-- Begin Extracted information --
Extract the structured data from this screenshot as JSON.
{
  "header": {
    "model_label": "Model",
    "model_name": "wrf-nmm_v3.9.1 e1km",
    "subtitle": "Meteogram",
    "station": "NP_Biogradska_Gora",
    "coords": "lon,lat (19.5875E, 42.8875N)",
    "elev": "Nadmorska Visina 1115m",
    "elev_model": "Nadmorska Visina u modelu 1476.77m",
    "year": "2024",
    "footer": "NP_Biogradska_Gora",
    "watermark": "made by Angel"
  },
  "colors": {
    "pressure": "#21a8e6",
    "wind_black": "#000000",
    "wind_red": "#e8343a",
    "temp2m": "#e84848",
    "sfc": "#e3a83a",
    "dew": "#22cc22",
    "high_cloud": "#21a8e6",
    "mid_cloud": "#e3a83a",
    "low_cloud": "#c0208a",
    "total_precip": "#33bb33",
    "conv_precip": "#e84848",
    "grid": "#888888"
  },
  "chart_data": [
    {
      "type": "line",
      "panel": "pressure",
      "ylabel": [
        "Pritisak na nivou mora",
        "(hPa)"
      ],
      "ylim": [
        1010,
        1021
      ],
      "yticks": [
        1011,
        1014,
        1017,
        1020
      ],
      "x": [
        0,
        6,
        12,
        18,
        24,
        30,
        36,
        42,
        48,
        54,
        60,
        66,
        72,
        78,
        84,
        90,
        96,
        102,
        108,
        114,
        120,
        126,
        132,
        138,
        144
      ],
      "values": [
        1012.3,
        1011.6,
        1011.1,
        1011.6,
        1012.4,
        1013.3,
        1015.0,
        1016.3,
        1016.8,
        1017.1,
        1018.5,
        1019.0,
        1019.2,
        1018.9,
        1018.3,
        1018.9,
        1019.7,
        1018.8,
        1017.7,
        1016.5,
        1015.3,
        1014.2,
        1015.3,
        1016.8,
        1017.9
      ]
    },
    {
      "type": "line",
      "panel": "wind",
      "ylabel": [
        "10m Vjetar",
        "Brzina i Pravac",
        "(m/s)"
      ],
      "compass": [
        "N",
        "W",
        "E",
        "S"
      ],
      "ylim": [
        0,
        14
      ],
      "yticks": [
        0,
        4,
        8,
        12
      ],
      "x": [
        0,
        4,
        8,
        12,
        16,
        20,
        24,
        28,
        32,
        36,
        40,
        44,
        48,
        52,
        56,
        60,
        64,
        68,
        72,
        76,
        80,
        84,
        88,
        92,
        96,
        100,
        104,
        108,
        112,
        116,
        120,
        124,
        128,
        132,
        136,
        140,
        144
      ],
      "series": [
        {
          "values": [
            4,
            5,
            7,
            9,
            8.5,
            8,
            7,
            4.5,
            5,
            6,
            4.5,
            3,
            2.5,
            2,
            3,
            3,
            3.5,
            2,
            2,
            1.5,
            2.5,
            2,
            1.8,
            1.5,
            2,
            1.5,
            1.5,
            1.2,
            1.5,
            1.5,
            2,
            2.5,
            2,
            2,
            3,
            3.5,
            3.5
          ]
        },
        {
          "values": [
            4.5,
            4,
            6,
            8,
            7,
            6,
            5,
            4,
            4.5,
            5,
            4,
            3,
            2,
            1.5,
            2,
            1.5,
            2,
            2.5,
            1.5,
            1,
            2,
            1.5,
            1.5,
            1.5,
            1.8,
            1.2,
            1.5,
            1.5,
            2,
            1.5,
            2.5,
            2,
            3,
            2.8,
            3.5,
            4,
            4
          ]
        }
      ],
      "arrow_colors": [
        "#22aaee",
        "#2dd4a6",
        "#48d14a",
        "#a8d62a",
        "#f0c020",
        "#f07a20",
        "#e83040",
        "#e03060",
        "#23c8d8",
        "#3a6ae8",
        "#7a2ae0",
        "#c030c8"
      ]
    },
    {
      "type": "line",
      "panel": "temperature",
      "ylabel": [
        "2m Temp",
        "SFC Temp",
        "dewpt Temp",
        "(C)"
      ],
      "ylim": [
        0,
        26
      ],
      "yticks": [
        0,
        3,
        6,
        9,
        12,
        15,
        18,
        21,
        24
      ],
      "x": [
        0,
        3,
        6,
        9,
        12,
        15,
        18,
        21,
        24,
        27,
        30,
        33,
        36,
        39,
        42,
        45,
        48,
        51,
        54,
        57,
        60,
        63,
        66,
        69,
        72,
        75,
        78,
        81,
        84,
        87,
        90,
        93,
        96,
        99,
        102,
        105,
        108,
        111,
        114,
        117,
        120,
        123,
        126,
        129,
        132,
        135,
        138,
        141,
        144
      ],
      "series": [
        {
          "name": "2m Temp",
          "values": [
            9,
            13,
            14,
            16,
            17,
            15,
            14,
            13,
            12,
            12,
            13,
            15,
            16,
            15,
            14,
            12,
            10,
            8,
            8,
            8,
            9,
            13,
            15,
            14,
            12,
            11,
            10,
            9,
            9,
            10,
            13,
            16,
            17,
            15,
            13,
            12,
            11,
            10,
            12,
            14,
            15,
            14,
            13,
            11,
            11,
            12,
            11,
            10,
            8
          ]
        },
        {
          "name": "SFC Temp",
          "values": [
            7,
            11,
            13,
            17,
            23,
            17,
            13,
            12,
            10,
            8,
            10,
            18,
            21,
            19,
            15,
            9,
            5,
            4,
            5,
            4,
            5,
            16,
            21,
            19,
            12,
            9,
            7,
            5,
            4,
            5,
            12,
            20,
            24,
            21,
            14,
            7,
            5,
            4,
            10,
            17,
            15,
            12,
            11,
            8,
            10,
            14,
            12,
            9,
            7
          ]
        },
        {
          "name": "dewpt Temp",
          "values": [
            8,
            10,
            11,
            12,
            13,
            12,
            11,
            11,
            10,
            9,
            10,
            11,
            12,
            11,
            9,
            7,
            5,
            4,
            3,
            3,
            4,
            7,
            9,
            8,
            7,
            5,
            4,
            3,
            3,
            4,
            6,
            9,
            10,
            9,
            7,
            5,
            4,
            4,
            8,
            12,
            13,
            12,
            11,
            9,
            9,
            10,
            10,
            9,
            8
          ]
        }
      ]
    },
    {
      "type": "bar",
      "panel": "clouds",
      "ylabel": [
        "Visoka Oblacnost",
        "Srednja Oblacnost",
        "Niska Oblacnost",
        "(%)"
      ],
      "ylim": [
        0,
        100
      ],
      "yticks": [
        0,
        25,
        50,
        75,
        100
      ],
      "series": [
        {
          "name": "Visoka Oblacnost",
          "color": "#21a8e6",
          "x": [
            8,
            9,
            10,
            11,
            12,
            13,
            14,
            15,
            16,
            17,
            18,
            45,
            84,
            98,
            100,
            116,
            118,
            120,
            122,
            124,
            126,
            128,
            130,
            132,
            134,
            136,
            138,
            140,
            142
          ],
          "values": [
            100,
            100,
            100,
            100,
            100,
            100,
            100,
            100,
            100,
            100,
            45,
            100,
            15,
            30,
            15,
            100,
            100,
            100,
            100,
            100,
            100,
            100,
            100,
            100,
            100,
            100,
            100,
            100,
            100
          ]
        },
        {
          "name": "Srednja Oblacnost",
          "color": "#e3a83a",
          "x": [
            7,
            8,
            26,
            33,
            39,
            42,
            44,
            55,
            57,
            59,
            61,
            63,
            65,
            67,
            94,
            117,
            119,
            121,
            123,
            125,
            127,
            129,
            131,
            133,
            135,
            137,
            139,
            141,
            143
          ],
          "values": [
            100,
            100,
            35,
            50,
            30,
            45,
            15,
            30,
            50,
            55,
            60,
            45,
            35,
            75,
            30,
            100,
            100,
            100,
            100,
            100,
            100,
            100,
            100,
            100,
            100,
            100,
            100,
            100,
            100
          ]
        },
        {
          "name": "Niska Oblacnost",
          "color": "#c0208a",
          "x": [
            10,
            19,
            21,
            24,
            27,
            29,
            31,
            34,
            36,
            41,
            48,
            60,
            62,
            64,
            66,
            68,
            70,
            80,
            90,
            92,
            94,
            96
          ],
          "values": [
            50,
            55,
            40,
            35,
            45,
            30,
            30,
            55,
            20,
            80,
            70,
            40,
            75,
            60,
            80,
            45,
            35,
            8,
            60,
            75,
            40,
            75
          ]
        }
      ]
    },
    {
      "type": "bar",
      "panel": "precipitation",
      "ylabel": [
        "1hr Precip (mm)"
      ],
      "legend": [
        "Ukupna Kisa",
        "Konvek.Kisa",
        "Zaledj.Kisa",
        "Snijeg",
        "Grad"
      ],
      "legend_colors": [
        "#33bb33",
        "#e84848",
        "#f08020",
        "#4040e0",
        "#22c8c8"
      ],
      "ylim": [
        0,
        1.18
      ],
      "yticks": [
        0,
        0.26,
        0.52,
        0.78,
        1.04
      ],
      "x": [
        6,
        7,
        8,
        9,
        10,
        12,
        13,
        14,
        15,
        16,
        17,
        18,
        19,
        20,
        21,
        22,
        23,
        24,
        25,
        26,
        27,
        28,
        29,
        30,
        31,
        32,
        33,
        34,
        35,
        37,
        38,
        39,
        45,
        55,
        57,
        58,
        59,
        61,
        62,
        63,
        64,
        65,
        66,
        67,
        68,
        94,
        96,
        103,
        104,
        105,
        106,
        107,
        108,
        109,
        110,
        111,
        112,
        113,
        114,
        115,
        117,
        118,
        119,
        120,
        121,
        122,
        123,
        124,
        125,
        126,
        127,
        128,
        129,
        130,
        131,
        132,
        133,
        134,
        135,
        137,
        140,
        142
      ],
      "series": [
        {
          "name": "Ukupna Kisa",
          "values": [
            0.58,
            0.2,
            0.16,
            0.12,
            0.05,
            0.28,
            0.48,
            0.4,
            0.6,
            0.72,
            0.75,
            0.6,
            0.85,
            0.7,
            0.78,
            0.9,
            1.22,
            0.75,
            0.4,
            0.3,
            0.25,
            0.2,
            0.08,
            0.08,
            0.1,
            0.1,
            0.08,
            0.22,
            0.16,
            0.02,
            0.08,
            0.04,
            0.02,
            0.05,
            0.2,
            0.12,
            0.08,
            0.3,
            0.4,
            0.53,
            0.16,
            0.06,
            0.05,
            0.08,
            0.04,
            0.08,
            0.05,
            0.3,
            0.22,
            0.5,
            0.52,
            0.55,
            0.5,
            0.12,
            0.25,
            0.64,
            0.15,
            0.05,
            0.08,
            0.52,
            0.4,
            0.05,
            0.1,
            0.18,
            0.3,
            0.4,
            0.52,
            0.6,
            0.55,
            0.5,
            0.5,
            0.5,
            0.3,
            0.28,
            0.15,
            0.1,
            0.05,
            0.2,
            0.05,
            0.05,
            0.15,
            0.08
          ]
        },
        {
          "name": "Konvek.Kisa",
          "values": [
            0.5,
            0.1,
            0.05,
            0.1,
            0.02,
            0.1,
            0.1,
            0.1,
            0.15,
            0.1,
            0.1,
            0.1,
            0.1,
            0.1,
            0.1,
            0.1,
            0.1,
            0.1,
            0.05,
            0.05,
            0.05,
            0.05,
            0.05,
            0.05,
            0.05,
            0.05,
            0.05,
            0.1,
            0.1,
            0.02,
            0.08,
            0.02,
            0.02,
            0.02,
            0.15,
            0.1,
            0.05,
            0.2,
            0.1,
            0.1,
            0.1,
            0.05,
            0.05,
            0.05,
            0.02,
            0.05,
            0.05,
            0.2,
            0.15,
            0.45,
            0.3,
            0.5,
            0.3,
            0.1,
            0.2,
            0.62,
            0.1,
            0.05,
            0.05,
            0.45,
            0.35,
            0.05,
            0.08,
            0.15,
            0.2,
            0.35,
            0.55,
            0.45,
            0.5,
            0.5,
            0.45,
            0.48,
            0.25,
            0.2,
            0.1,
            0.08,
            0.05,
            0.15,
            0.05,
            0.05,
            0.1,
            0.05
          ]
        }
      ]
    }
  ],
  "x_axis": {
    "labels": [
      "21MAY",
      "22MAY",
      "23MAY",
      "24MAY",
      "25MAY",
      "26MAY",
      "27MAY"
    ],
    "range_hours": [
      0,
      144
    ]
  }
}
-- End Extracted information --
• [The task] Filter out every line that lacks the word "Visina", and copy the rest.

• [Result below]
    "elev": "Nadmorska Visina 1115m",
    "elev_model": "Nadmorska Visina u modelu 1476.77m",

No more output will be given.